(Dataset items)
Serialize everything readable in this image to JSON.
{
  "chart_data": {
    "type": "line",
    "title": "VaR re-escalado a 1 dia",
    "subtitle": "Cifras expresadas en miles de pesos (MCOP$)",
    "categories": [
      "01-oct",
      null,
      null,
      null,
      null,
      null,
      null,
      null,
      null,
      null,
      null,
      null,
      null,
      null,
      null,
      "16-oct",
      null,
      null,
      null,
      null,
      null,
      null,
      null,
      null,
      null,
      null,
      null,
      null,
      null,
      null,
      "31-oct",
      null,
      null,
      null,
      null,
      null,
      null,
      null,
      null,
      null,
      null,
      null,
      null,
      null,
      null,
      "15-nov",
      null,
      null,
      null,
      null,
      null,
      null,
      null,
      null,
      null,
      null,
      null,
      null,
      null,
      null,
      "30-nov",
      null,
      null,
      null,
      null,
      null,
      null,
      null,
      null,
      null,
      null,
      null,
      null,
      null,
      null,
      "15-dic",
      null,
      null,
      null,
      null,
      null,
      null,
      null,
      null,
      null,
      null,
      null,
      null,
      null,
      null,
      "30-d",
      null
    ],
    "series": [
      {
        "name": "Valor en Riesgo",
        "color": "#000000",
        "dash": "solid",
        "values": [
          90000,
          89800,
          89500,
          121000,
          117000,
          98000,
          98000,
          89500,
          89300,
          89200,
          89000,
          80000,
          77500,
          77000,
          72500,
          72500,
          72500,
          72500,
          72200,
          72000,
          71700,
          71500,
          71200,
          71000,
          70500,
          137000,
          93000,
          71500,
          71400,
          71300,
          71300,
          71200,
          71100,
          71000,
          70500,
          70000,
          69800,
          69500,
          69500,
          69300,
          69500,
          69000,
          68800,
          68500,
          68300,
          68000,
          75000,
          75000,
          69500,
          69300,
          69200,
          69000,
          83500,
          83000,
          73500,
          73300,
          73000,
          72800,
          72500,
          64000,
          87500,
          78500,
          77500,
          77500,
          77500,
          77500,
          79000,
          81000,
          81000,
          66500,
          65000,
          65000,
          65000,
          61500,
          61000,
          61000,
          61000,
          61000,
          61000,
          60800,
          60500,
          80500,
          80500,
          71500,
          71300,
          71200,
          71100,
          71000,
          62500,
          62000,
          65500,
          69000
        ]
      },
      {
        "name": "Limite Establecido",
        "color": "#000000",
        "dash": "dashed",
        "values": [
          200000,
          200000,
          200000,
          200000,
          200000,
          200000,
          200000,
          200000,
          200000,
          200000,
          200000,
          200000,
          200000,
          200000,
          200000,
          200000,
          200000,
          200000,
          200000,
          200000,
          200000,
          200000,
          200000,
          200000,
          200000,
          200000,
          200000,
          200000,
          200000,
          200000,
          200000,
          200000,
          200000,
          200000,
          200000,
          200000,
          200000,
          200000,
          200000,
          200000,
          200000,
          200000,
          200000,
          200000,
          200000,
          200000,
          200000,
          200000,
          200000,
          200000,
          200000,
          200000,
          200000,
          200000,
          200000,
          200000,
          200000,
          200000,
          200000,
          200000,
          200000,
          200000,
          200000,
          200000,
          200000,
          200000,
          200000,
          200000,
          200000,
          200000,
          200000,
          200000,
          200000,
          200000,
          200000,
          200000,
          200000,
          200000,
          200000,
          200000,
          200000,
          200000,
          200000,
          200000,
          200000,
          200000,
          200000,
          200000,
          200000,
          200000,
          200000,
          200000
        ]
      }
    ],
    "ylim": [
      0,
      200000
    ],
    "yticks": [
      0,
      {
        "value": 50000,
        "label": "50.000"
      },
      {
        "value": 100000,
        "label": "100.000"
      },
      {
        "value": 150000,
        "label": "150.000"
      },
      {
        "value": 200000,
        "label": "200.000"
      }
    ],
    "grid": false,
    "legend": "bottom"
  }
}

§ **What is required**: Would you write down every record again, exactly?

§ **Correct result**:
Serialize everything readable in this image to JSON.
{
  "chart_data": {
    "type": "line",
    "title": "VaR re-escalado a 1 dia",
    "subtitle": "Cifras expresadas en miles de pesos (MCOP$)",
    "categories": [
      "01-oct",
      null,
      null,
      null,
      null,
      null,
      null,
      null,
      null,
      null,
      null,
      null,
      null,
      null,
      null,
      "16-oct",
      null,
      null,
      null,
      null,
      null,
      null,
      null,
      null,
      null,
      null,
      null,
      null,
      null,
      null,
      "31-oct",
      null,
      null,
      null,
      null,
      null,
      null,
      null,
      null,
      null,
      null,
      null,
      null,
      null,
      null,
      "15-nov",
      null,
      null,
      null,
      null,
      null,
      null,
      null,
      null,
      null,
      null,
      null,
      null,
      null,
      null,
      "30-nov",
      null,
      null,
      null,
      null,
      null,
      null,
      null,
      null,
      null,
      null,
      null,
      null,
      null,
      null,
      "15-dic",
      null,
      null,
      null,
      null,
      null,
      null,
      null,
      null,
      null,
      null,
      null,
      null,
      null,
      null,
      "30-d",
      null
    ],
    "series": [
      {
        "name": "Valor en Riesgo",
        "color": "#000000",
        "dash": "solid",
        "values": [
          90000,
          89800,
          89500,
          121000,
          117000,
          98000,
          98000,
          89500,
          89300,
          89200,
          89000,
          80000,
          77500,
          77000,
          72500,
          72500,
          72500,
          72500,
          72200,
          72000,
          71700,
          71500,
          71200,
          71000,
          70500,
          137000,
          93000,
          71500,
          71400,
          71300,
          71300,
          71200,
          71100,
          71000,
          70500,
          70000,
          69800,
          69500,
          69500,
          69300,
          69500,
          69000,
          68800,
          68500,
          68300,
          68000,
          75000,
          75000,
          69500,
          69300,
          69200,
          69000,
          83500,
          83000,
          73500,
          73300,
          73000,
          72800,
          72500,
          64000,
          87500,
          78500,
          77500,
          77500,
          77500,
          77500,
          79000,
          81000,
          81000,
          66500,
          65000,
          65000,
          65000,
          61500,
          61000,
          61000,
          61000,
          61000,
          61000,
          60800,
          60500,
          80500,
          80500,
          71500,
          71300,
          71200,
          71100,
          71000,
          62500,
          62000,
          65500,
          69000
        ]
      },
      {
        "name": "Limite Establecido",
        "color": "#000000",
        "dash": "dashed",
        "values": [
          200000,
          200000,
          200000,
          200000,
          200000,
          200000,
          200000,
          200000,
          200000,
          200000,
          200000,
          200000,
          200000,
          200000,
          200000,
          200000,
          200000,
          200000,
          200000,
          200000,
          200000,
          200000,
          200000,
          200000,
          200000,
          200000,
          200000,
          200000,
          200000,
          200000,
          200000,
          200000,
          200000,
          200000,
          200000,
          200000,
          200000,
          200000,
          200000,
          200000,
          200000,
          200000,
          200000,
          200000,
          200000,
          200000,
          200000,
          200000,
          200000,
          200000,
          200000,
          200000,
          200000,
          200000,
          200000,
          200000,
          200000,
          200000,
          200000,
          200000,
          200000,
          200000,
          200000,
          200000,
          200000,
          200000,
          200000,
          200000,
          200000,
          200000,
          200000,
          200000,
          200000,
          200000,
          200000,
          200000,
          200000,
          200000,
          200000,
          200000,
          200000,
          200000,
          200000,
          200000,
          200000,
          200000,
          200000,
          200000,
          200000,
          200000,
          200000,
          200000
        ]
      }
    ],
    "ylim": [
      0,
      200000
    ],
    "yticks": [
      0,
      {
        "value": 50000,
        "label": "50.000"
      },
      {
        "value": 100000,
        "label": "100.000"
      },
      {
        "value": 150000,
        "label": "150.000"
      },
      {
        "value": 200000,
        "label": "200.000"
      }
    ],
    "grid": false,
    "legend": "bottom"
  }
}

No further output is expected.